The entries need to be copied exactly.
== == ==
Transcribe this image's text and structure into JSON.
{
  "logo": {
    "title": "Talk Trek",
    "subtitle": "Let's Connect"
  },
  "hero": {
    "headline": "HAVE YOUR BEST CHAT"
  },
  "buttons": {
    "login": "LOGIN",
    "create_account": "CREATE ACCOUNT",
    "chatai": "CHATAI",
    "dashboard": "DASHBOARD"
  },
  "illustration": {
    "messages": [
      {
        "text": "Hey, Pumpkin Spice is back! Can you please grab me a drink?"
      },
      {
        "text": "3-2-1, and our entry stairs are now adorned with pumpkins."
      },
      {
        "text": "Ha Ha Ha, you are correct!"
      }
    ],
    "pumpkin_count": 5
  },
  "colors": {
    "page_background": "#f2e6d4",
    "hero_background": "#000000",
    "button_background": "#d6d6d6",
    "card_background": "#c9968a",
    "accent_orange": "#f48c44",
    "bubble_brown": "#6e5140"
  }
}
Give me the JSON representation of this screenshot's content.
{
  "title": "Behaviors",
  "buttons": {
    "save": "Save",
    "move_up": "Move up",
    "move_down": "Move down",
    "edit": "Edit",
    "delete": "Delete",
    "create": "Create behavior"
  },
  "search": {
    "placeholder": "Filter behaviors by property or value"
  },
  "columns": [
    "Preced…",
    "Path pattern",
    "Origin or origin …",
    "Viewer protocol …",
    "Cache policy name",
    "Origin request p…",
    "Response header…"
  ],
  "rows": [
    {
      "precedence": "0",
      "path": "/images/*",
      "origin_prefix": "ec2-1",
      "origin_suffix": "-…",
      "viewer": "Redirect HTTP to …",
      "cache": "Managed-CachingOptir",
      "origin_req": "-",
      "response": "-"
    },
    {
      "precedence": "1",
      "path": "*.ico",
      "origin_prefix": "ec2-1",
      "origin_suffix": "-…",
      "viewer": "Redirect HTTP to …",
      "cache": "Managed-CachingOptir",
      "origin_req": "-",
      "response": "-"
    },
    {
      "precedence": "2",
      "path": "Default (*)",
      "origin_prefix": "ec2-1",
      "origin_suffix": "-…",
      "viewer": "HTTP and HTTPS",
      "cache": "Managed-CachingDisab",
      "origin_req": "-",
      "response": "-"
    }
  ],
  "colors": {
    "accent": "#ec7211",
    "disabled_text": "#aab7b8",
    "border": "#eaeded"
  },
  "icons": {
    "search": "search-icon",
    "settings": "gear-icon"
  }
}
== == ==
**Exercise response**
Transcribe this image's text and structure into JSON.
{
  "logo": {
    "title": "Talk Trek",
    "subtitle": "Let's Connect"
  },
  "hero": {
    "headline": "HAVE YOUR BEST CHAT"
  },
  "buttons": {
    "login": "LOGIN",
    "create_account": "CREATE ACCOUNT",
    "chatai": "CHATAI",
    "dashboard": "DASHBOARD"
  },
  "illustration": {
    "messages": [
      {
        "text": "Hey, Pumpkin Spice is back! Can you please grab me a drink?"
      },
      {
        "text": "3-2-1, and our entry stairs are now adorned with pumpkins."
      },
      {
        "text": "Ha Ha Ha, you are correct!"
      }
    ],
    "pumpkin_count": 5
  },
  "colors": {
    "page_background": "#f2e6d4",
    "hero_background": "#000000",
    "button_background": "#d6d6d6",
    "card_background": "#c9968a",
    "accent_orange": "#f48c44",
    "bubble_brown": "#6e5140"
  }
}
Give me the JSON representation of this screenshot's content.
{
  "title": "Behaviors",
  "buttons": {
    "save": "Save",
    "move_up": "Move up",
    "move_down": "Move down",
    "edit": "Edit",
    "delete": "Delete",
    "create": "Create behavior"
  },
  "search": {
    "placeholder": "Filter behaviors by property or value"
  },
  "columns": [
    "Preced…",
    "Path pattern",
    "Origin or origin …",
    "Viewer protocol …",
    "Cache policy name",
    "Origin request p…",
    "Response header…"
  ],
  "rows": [
    {
      "precedence": "0",
      "path": "/images/*",
      "origin_prefix": "ec2-1",
      "origin_suffix": "-…",
      "viewer": "Redirect HTTP to …",
      "cache": "Managed-CachingOptir",
      "origin_req": "-",
      "response": "-"
    },
    {
      "precedence": "1",
      "path": "*.ico",
      "origin_prefix": "ec2-1",
      "origin_suffix": "-…",
      "viewer": "Redirect HTTP to …",
      "cache": "Managed-CachingOptir",
      "origin_req": "-",
      "response": "-"
    },
    {
      "precedence": "2",
      "path": "Default (*)",
      "origin_prefix": "ec2-1",
      "origin_suffix": "-…",
      "viewer": "HTTP and HTTPS",
      "cache": "Managed-CachingDisab",
      "origin_req": "-",
      "response": "-"
    }
  ],
  "colors": {
    "accent": "#ec7211",
    "disabled_text": "#aab7b8",
    "border": "#eaeded"
  },
  "icons": {
    "search": "search-icon",
    "settings": "gear-icon"
  }
}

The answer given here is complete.